====== DATASET EXTRACT
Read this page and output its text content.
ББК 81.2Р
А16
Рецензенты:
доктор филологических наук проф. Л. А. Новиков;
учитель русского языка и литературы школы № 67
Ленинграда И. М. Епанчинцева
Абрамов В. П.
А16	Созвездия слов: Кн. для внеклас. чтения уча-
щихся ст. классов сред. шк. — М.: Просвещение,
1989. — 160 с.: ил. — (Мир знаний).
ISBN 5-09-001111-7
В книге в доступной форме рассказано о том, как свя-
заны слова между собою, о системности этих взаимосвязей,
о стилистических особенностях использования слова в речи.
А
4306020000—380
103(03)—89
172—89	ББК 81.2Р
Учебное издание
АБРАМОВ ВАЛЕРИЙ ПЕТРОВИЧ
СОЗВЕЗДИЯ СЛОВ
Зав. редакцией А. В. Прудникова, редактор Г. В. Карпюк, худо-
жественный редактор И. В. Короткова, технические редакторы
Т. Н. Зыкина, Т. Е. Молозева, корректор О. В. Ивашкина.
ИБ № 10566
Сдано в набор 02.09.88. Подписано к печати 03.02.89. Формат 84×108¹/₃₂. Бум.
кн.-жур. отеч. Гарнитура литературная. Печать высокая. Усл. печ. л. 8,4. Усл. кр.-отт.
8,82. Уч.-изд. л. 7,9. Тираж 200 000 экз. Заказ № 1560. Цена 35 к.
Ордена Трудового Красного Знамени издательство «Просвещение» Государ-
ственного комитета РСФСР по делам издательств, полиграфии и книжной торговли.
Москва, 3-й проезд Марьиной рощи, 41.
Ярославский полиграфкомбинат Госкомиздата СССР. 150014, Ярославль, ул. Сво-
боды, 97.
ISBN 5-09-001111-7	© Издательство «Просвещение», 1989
============
▶ [THE EXERCISE] Extract the complete listing verbatim.

▶ [RESULT OF THIS EXERCISE]
Read this page and output its text content.
ББК 81.2Р
А16
Рецензенты:
доктор филологических наук проф. Л. А. Новиков;
учитель русского языка и литературы школы № 67
Ленинграда И. М. Епанчинцева
Абрамов В. П.
А16	Созвездия слов: Кн. для внеклас. чтения уча-
щихся ст. классов сред. шк. — М.: Просвещение,
1989. — 160 с.: ил. — (Мир знаний).
ISBN 5-09-001111-7
В книге в доступной форме рассказано о том, как свя-
заны слова между собою, о системности этих взаимосвязей,
о стилистических особенностях использования слова в речи.
А
4306020000—380
103(03)—89
172—89	ББК 81.2Р
Учебное издание
АБРАМОВ ВАЛЕРИЙ ПЕТРОВИЧ
СОЗВЕЗДИЯ СЛОВ
Зав. редакцией А. В. Прудникова, редактор Г. В. Карпюк, худо-
жественный редактор И. В. Короткова, технические редакторы
Т. Н. Зыкина, Т. Е. Молозева, корректор О. В. Ивашкина.
ИБ № 10566
Сдано в набор 02.09.88. Подписано к печати 03.02.89. Формат 84×108¹/₃₂. Бум.
кн.-жур. отеч. Гарнитура литературная. Печать высокая. Усл. печ. л. 8,4. Усл. кр.-отт.
8,82. Уч.-изд. л. 7,9. Тираж 200 000 экз. Заказ № 1560. Цена 35 к.
Ордена Трудового Красного Знамени издательство «Просвещение» Государ-
ственного комитета РСФСР по делам издательств, полиграфии и книжной торговли.
Москва, 3-й проезд Марьиной рощи, 41.
Ярославский полиграфкомбинат Госкомиздата СССР. 150014, Ярославль, ул. Сво-
боды, 97.
ISBN 5-09-001111-7	© Издательство «Просвещение», 1989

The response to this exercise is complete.